BEGIN Record extracts
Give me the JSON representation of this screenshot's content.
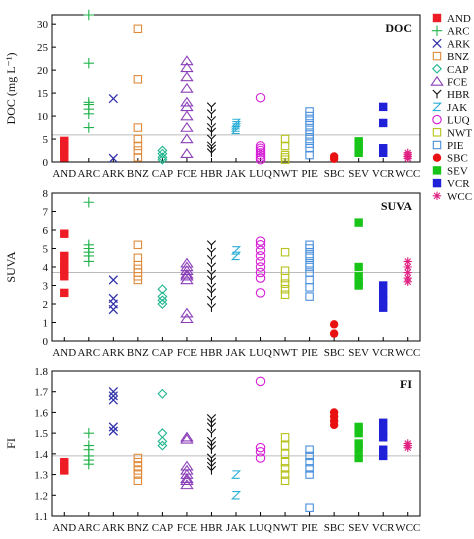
{
  "chart_data": [
    {
      "type": "scatter",
      "title": "DOC",
      "ylabel": "DOC (mg L⁻¹)",
      "ylim": [
        0,
        32
      ],
      "yticks": [
        0,
        5,
        10,
        15,
        20,
        25,
        30
      ],
      "reference_line": 5.9,
      "categories": [
        "AND",
        "ARC",
        "ARK",
        "BNZ",
        "CAP",
        "FCE",
        "HBR",
        "JAK",
        "LUQ",
        "NWT",
        "PIE",
        "SBC",
        "SEV",
        "VCR",
        "WCC"
      ],
      "series": [
        {
          "name": "AND",
          "values": [
            1.0,
            1.8,
            2.5,
            3.2,
            4.0,
            4.6
          ]
        },
        {
          "name": "ARC",
          "values": [
            7.5,
            10.5,
            11.5,
            12.5,
            13.0,
            21.5,
            32.0
          ]
        },
        {
          "name": "ARK",
          "values": [
            0.8,
            13.8
          ]
        },
        {
          "name": "BNZ",
          "values": [
            1.0,
            2.5,
            3.5,
            5.0,
            7.5,
            18.0,
            29.0
          ]
        },
        {
          "name": "CAP",
          "values": [
            0.5,
            1.0,
            1.8,
            2.5
          ]
        },
        {
          "name": "FCE",
          "values": [
            1.8,
            5.0,
            7.5,
            10.0,
            12.0,
            13.0,
            16.0,
            18.5,
            20.5,
            22.0
          ]
        },
        {
          "name": "HBR",
          "values": [
            2.0,
            2.8,
            3.5,
            5.0,
            6.5,
            7.5,
            9.0,
            10.5,
            12.0
          ]
        },
        {
          "name": "JAK",
          "values": [
            7.0,
            7.5,
            8.0,
            8.5
          ]
        },
        {
          "name": "LUQ",
          "values": [
            0.5,
            1.0,
            1.5,
            2.0,
            2.5,
            3.0,
            3.5,
            14.0
          ]
        },
        {
          "name": "NWT",
          "values": [
            0.5,
            1.0,
            1.5,
            3.5,
            5.0
          ]
        },
        {
          "name": "PIE",
          "values": [
            1.5,
            3.0,
            4.0,
            5.0,
            6.0,
            7.0,
            8.0,
            9.0,
            10.0,
            11.0
          ]
        },
        {
          "name": "SBC",
          "values": [
            0.7,
            1.2
          ]
        },
        {
          "name": "SEV",
          "values": [
            2.0,
            3.0,
            4.0,
            4.5
          ]
        },
        {
          "name": "VCR",
          "values": [
            2.0,
            3.0,
            8.5,
            12.0
          ]
        },
        {
          "name": "WCC",
          "values": [
            0.8,
            1.2,
            1.6,
            2.0
          ]
        }
      ]
    },
    {
      "type": "scatter",
      "title": "SUVA",
      "ylabel": "SUVA",
      "ylim": [
        0,
        8
      ],
      "yticks": [
        0,
        1,
        2,
        3,
        4,
        5,
        6,
        7,
        8
      ],
      "reference_line": 3.7,
      "categories": [
        "AND",
        "ARC",
        "ARK",
        "BNZ",
        "CAP",
        "FCE",
        "HBR",
        "JAK",
        "LUQ",
        "NWT",
        "PIE",
        "SBC",
        "SEV",
        "VCR",
        "WCC"
      ],
      "series": [
        {
          "name": "AND",
          "values": [
            2.6,
            3.5,
            3.8,
            4.0,
            4.3,
            4.6,
            5.8
          ]
        },
        {
          "name": "ARC",
          "values": [
            4.3,
            4.6,
            4.8,
            5.0,
            5.2,
            7.5
          ]
        },
        {
          "name": "ARK",
          "values": [
            1.7,
            2.0,
            2.3,
            3.3
          ]
        },
        {
          "name": "BNZ",
          "values": [
            3.3,
            3.5,
            3.7,
            3.9,
            4.1,
            4.5,
            5.2
          ]
        },
        {
          "name": "CAP",
          "values": [
            2.0,
            2.2,
            2.4,
            2.8
          ]
        },
        {
          "name": "FCE",
          "values": [
            1.2,
            1.5,
            3.3,
            3.5,
            3.6,
            3.8,
            4.0,
            4.2
          ]
        },
        {
          "name": "HBR",
          "values": [
            1.8,
            2.2,
            2.6,
            2.9,
            3.3,
            3.6,
            4.0,
            4.4,
            4.8,
            5.2
          ]
        },
        {
          "name": "JAK",
          "values": [
            4.6,
            4.9
          ]
        },
        {
          "name": "LUQ",
          "values": [
            2.6,
            3.4,
            3.7,
            4.0,
            4.3,
            4.6,
            4.9,
            5.2,
            5.4
          ]
        },
        {
          "name": "NWT",
          "values": [
            2.5,
            2.8,
            3.1,
            3.4,
            3.8,
            4.8
          ]
        },
        {
          "name": "PIE",
          "values": [
            2.4,
            2.9,
            3.3,
            3.7,
            4.0,
            4.2,
            4.5,
            4.7,
            5.0,
            5.2
          ]
        },
        {
          "name": "SBC",
          "values": [
            0.4,
            0.9
          ]
        },
        {
          "name": "SEV",
          "values": [
            3.0,
            3.2,
            3.5,
            4.0,
            6.4
          ]
        },
        {
          "name": "VCR",
          "values": [
            1.8,
            2.2,
            2.6,
            3.0
          ]
        },
        {
          "name": "WCC",
          "values": [
            3.2,
            3.4,
            3.7,
            4.0,
            4.3
          ]
        }
      ]
    },
    {
      "type": "scatter",
      "title": "FI",
      "ylabel": "FI",
      "ylim": [
        1.1,
        1.8
      ],
      "yticks": [
        1.1,
        1.2,
        1.3,
        1.4,
        1.5,
        1.6,
        1.7,
        1.8
      ],
      "reference_line": 1.39,
      "categories": [
        "AND",
        "ARC",
        "ARK",
        "BNZ",
        "CAP",
        "FCE",
        "HBR",
        "JAK",
        "LUQ",
        "NWT",
        "PIE",
        "SBC",
        "SEV",
        "VCR",
        "WCC"
      ],
      "series": [
        {
          "name": "AND",
          "values": [
            1.32,
            1.34,
            1.36
          ]
        },
        {
          "name": "ARC",
          "values": [
            1.35,
            1.37,
            1.39,
            1.42,
            1.44,
            1.5
          ]
        },
        {
          "name": "ARK",
          "values": [
            1.51,
            1.53,
            1.66,
            1.68,
            1.7
          ]
        },
        {
          "name": "BNZ",
          "values": [
            1.27,
            1.3,
            1.32,
            1.34,
            1.36,
            1.38
          ]
        },
        {
          "name": "CAP",
          "values": [
            1.44,
            1.46,
            1.5,
            1.69
          ]
        },
        {
          "name": "FCE",
          "values": [
            1.25,
            1.27,
            1.28,
            1.3,
            1.32,
            1.34,
            1.47,
            1.48
          ]
        },
        {
          "name": "HBR",
          "values": [
            1.32,
            1.34,
            1.36,
            1.38,
            1.42,
            1.44,
            1.46,
            1.5,
            1.53,
            1.55,
            1.57
          ]
        },
        {
          "name": "JAK",
          "values": [
            1.2,
            1.3
          ]
        },
        {
          "name": "LUQ",
          "values": [
            1.38,
            1.41,
            1.43,
            1.75
          ]
        },
        {
          "name": "NWT",
          "values": [
            1.27,
            1.3,
            1.33,
            1.36,
            1.4,
            1.44,
            1.48
          ]
        },
        {
          "name": "PIE",
          "values": [
            1.14,
            1.3,
            1.33,
            1.36,
            1.39,
            1.42
          ]
        },
        {
          "name": "SBC",
          "values": [
            1.54,
            1.56,
            1.58,
            1.6
          ]
        },
        {
          "name": "SEV",
          "values": [
            1.38,
            1.42,
            1.45,
            1.5,
            1.53
          ]
        },
        {
          "name": "VCR",
          "values": [
            1.39,
            1.42,
            1.48,
            1.51,
            1.55
          ]
        },
        {
          "name": "WCC",
          "values": [
            1.43,
            1.44,
            1.45
          ]
        }
      ]
    }
  ],
  "legend": [
    {
      "name": "AND",
      "color": "#ee1c25",
      "marker": "filled-square"
    },
    {
      "name": "ARC",
      "color": "#22b24c",
      "marker": "plus"
    },
    {
      "name": "ARK",
      "color": "#3333aa",
      "marker": "x"
    },
    {
      "name": "BNZ",
      "color": "#e08a3a",
      "marker": "open-square"
    },
    {
      "name": "CAP",
      "color": "#1fb58f",
      "marker": "open-diamond"
    },
    {
      "name": "FCE",
      "color": "#8a3fb8",
      "marker": "open-triangle"
    },
    {
      "name": "HBR",
      "color": "#111111",
      "marker": "tri-down"
    },
    {
      "name": "JAK",
      "color": "#2aaed6",
      "marker": "z-glyph"
    },
    {
      "name": "LUQ",
      "color": "#d61fd6",
      "marker": "open-circle"
    },
    {
      "name": "NWT",
      "color": "#b6c21a",
      "marker": "open-square"
    },
    {
      "name": "PIE",
      "color": "#4a8fdc",
      "marker": "open-square"
    },
    {
      "name": "SBC",
      "color": "#e81010",
      "marker": "filled-circle"
    },
    {
      "name": "SEV",
      "color": "#18c418",
      "marker": "filled-square"
    },
    {
      "name": "VCR",
      "color": "#2020d8",
      "marker": "filled-square"
    },
    {
      "name": "WCC",
      "color": "#e02080",
      "marker": "asterisk"
    }
  ],
  "colors": {
    "axis": "#000000",
    "reference_line": "#bbbbbb"
  }
}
END Record extracts
◆ What to do
Of the lines in the data, how many contain the word "circle"? Provide the number and nothing further.

◆ Exercise response
2